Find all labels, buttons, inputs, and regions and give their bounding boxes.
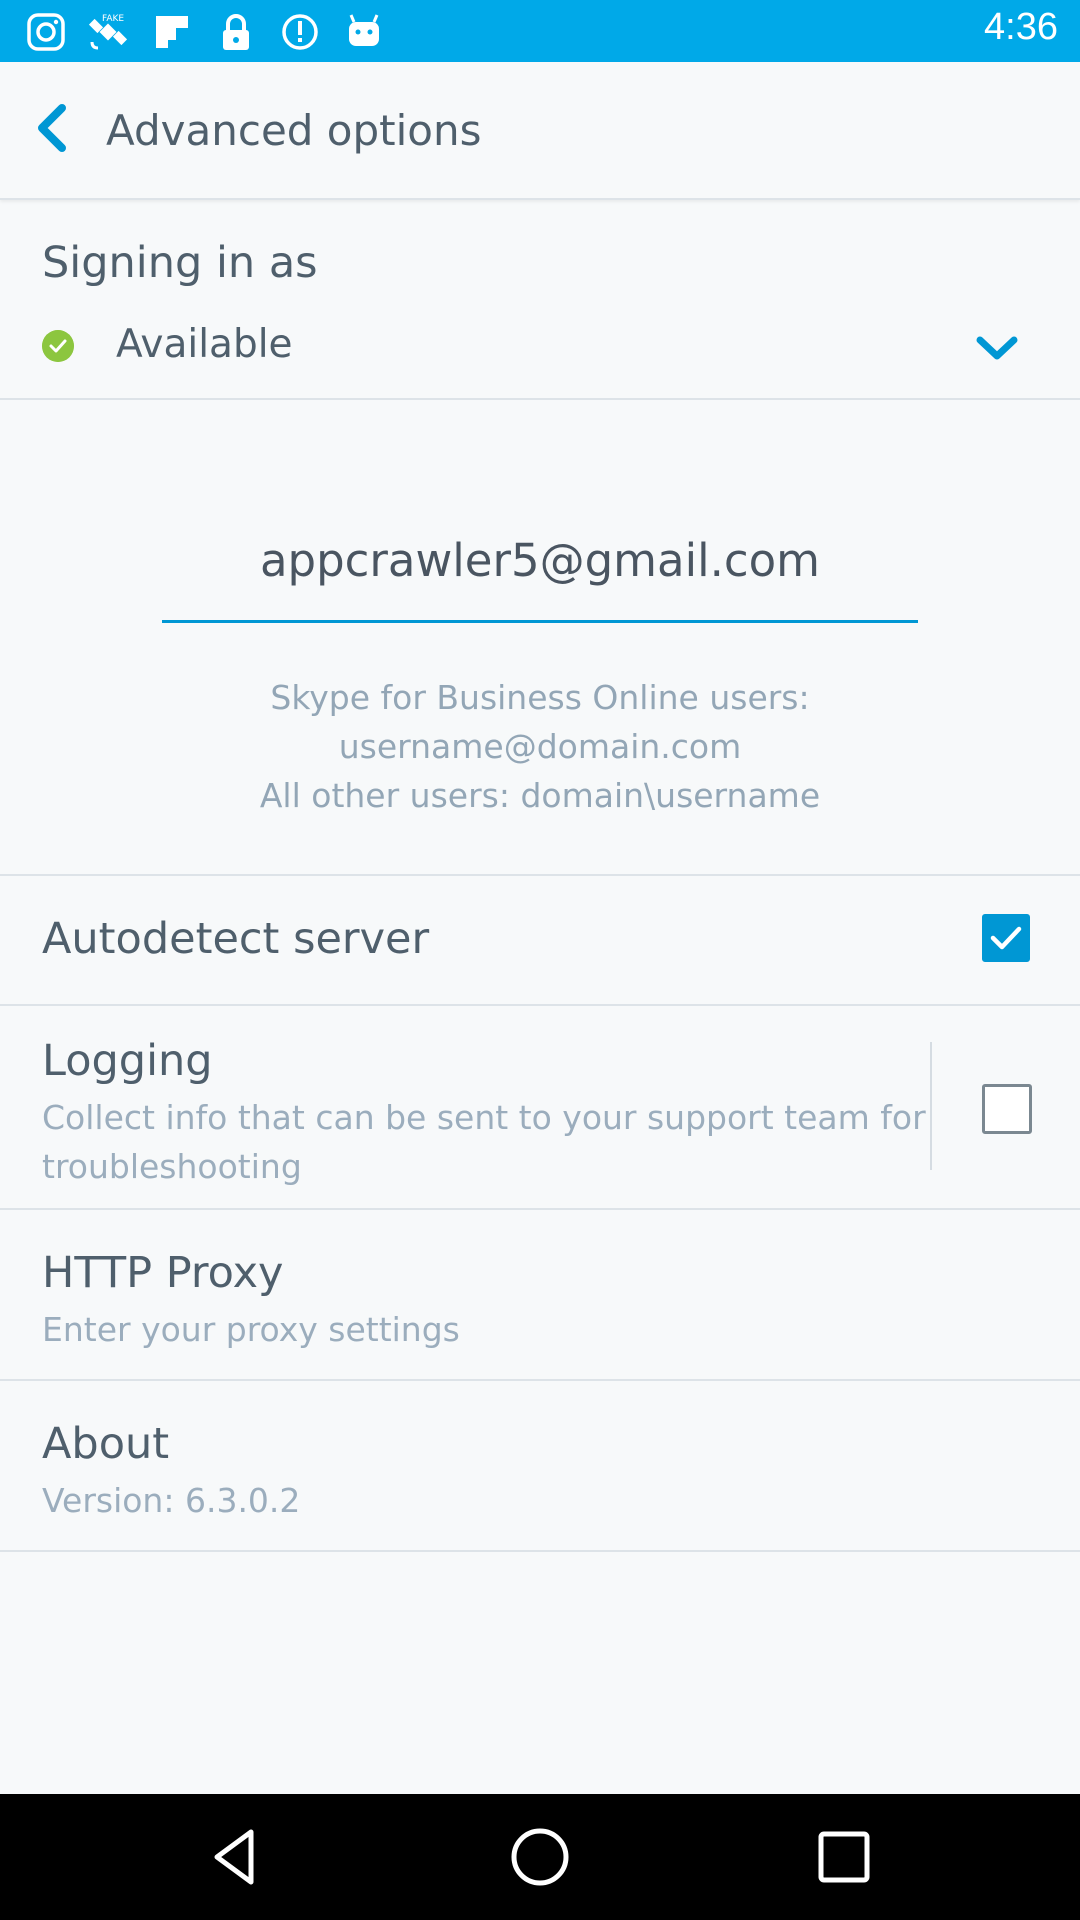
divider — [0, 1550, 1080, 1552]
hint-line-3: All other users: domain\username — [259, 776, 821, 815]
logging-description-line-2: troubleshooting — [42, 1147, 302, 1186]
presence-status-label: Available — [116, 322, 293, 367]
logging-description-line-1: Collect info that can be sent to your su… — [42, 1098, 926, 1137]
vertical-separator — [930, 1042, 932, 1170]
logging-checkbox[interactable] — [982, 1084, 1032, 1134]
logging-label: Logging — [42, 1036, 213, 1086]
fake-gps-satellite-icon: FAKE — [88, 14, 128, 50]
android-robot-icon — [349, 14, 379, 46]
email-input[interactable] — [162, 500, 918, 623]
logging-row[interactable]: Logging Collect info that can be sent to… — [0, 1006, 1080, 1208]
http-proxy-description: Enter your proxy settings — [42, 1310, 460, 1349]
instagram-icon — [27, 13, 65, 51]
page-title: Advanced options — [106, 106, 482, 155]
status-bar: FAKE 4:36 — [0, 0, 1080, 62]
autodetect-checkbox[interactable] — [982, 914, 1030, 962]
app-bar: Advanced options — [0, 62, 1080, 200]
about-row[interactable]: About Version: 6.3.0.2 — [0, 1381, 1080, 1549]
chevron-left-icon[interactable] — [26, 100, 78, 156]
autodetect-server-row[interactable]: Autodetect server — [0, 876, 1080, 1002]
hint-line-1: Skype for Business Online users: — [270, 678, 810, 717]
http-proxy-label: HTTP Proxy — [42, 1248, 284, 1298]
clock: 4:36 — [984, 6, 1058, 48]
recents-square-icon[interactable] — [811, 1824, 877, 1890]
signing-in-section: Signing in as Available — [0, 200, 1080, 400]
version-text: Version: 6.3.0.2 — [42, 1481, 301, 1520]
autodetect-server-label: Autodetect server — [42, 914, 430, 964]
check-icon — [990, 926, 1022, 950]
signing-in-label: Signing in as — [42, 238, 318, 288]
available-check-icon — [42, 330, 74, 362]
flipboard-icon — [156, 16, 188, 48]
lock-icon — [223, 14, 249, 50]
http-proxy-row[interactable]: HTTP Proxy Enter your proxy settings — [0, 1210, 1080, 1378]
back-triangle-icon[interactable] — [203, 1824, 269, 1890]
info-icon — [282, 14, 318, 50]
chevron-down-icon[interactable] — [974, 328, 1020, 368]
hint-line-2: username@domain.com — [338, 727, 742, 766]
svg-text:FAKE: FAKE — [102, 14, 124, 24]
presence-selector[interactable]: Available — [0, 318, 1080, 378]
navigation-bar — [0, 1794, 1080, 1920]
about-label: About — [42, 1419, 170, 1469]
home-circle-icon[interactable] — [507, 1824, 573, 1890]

..........

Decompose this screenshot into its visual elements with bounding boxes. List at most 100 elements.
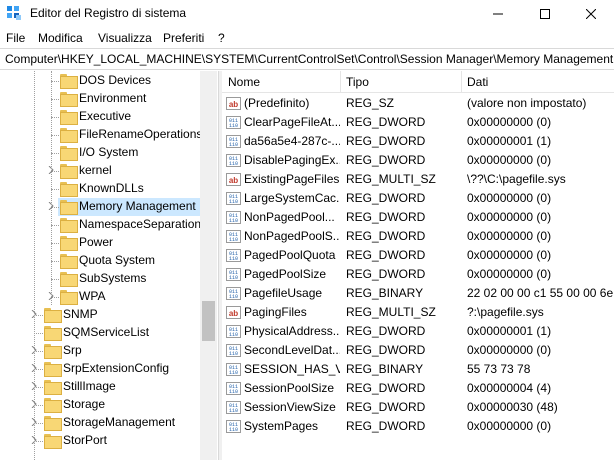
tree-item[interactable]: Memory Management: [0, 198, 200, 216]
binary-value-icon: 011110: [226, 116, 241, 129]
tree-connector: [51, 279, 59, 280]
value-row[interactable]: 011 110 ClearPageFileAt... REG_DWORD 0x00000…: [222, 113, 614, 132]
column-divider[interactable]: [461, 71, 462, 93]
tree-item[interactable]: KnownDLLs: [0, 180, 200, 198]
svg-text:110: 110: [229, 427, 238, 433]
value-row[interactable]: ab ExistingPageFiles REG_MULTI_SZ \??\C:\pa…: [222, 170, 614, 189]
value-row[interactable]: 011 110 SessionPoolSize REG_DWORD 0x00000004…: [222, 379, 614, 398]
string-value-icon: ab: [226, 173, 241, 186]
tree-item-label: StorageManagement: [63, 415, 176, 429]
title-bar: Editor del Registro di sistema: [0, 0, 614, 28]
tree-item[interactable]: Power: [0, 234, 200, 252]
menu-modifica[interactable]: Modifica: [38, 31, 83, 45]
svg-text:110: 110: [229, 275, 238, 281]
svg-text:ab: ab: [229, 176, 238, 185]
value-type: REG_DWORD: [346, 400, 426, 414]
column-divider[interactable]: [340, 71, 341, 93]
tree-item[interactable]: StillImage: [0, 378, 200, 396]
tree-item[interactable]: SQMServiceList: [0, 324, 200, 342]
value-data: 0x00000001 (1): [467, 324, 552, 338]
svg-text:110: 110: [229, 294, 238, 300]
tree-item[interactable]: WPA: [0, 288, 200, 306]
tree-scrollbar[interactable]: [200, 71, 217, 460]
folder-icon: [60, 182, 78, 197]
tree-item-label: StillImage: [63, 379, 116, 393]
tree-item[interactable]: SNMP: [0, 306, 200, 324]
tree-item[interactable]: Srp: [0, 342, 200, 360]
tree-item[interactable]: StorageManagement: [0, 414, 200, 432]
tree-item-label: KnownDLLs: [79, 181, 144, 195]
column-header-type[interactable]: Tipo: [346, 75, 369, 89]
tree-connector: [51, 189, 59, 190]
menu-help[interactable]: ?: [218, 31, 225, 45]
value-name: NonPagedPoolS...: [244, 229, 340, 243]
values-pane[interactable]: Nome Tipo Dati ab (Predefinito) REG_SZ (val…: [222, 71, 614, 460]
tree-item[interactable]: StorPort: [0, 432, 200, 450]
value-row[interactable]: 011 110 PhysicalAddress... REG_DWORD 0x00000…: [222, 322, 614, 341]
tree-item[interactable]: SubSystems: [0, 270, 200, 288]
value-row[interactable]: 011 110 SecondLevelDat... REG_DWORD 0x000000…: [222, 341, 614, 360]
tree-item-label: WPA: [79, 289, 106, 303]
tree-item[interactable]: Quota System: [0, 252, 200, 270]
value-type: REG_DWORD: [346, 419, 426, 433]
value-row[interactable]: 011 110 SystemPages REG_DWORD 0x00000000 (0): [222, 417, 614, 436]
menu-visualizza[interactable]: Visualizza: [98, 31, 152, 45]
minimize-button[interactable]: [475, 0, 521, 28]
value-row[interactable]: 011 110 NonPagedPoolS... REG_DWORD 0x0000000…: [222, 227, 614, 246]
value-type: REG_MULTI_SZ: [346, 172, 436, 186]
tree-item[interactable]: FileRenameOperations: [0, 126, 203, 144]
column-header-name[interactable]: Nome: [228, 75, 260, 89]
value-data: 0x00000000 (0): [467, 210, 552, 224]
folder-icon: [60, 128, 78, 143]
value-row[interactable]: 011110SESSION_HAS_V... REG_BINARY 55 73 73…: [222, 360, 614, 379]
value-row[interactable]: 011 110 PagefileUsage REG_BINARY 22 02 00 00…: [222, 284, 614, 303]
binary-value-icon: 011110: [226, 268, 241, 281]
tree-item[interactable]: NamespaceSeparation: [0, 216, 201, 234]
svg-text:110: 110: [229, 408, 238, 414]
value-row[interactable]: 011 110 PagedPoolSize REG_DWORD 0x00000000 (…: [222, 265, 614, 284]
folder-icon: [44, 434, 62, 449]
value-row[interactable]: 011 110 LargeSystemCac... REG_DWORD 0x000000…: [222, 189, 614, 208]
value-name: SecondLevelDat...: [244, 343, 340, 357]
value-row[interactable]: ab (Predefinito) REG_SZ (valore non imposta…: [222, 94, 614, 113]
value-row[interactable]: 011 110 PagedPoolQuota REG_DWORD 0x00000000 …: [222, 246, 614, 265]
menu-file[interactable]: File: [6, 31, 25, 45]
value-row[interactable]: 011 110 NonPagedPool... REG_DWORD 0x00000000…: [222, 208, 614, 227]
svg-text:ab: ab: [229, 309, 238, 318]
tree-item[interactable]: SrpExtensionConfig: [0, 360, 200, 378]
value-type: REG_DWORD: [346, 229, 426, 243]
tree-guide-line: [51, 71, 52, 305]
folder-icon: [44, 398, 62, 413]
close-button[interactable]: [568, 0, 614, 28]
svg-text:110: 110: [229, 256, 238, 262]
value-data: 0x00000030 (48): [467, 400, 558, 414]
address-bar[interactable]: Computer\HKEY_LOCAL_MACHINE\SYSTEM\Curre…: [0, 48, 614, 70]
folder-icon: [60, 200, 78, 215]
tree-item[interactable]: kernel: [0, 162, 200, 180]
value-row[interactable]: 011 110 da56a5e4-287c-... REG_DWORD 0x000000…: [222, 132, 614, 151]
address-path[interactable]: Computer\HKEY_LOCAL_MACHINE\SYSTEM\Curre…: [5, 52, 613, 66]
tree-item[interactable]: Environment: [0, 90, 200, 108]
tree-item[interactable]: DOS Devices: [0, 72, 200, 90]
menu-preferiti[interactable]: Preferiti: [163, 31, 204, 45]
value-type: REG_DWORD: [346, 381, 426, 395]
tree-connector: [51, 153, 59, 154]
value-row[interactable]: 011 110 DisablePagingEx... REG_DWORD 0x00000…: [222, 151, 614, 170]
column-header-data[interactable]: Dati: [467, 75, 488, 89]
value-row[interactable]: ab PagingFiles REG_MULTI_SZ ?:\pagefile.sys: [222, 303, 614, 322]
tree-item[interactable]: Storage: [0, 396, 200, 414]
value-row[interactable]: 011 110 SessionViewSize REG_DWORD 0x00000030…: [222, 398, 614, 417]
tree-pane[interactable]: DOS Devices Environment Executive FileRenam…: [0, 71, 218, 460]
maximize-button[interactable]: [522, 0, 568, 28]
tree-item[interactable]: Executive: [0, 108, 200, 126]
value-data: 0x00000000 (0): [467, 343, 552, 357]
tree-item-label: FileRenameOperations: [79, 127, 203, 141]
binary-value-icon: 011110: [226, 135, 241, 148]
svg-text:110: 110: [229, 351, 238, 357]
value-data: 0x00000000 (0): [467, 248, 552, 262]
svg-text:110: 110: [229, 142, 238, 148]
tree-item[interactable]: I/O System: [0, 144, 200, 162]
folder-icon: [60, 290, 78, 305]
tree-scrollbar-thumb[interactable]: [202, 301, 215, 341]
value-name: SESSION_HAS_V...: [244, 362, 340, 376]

..........

Repeat, without any change, everything in the records from the line containing "divider — [0, 1550, 1080, 1552]" down to the line containing "info-icon — [282, 14, 318, 50]", including both of those lines.

divider — [0, 1550, 1080, 1552]
hint-line-3: All other users: domain\username — [259, 776, 821, 815]
logging-description-line-2: troubleshooting — [42, 1147, 302, 1186]
presence-status-label: Available — [116, 322, 293, 367]
logging-description-line-1: Collect info that can be sent to your su… — [42, 1098, 926, 1137]
vertical-separator — [930, 1042, 932, 1170]
logging-checkbox[interactable] — [982, 1084, 1032, 1134]
logging-label: Logging — [42, 1036, 213, 1086]
fake-gps-satellite-icon: FAKE — [88, 14, 128, 50]
android-robot-icon — [349, 14, 379, 46]
email-input[interactable] — [162, 500, 918, 623]
logging-row[interactable]: Logging Collect info that can be sent to… — [0, 1006, 1080, 1208]
http-proxy-description: Enter your proxy settings — [42, 1310, 460, 1349]
instagram-icon — [27, 13, 65, 51]
page-title: Advanced options — [106, 106, 482, 155]
status-bar: FAKE 4:36 — [0, 0, 1080, 62]
autodetect-checkbox[interactable] — [982, 914, 1030, 962]
app-bar: Advanced options — [0, 62, 1080, 200]
about-row[interactable]: About Version: 6.3.0.2 — [0, 1381, 1080, 1549]
chevron-left-icon[interactable] — [26, 100, 78, 156]
autodetect-server-row[interactable]: Autodetect server — [0, 876, 1080, 1002]
hint-line-1: Skype for Business Online users: — [270, 678, 810, 717]
http-proxy-label: HTTP Proxy — [42, 1248, 284, 1298]
clock: 4:36 — [984, 6, 1058, 48]
recents-square-icon[interactable] — [811, 1824, 877, 1890]
signing-in-section: Signing in as Available — [0, 200, 1080, 400]
version-text: Version: 6.3.0.2 — [42, 1481, 301, 1520]
autodetect-server-label: Autodetect server — [42, 914, 430, 964]
check-icon — [990, 926, 1022, 950]
signing-in-label: Signing in as — [42, 238, 318, 288]
available-check-icon — [42, 330, 74, 362]
flipboard-icon — [156, 16, 188, 48]
lock-icon — [223, 14, 249, 50]
http-proxy-row[interactable]: HTTP Proxy Enter your proxy settings — [0, 1210, 1080, 1378]
back-triangle-icon[interactable] — [203, 1824, 269, 1890]
info-icon — [282, 14, 318, 50]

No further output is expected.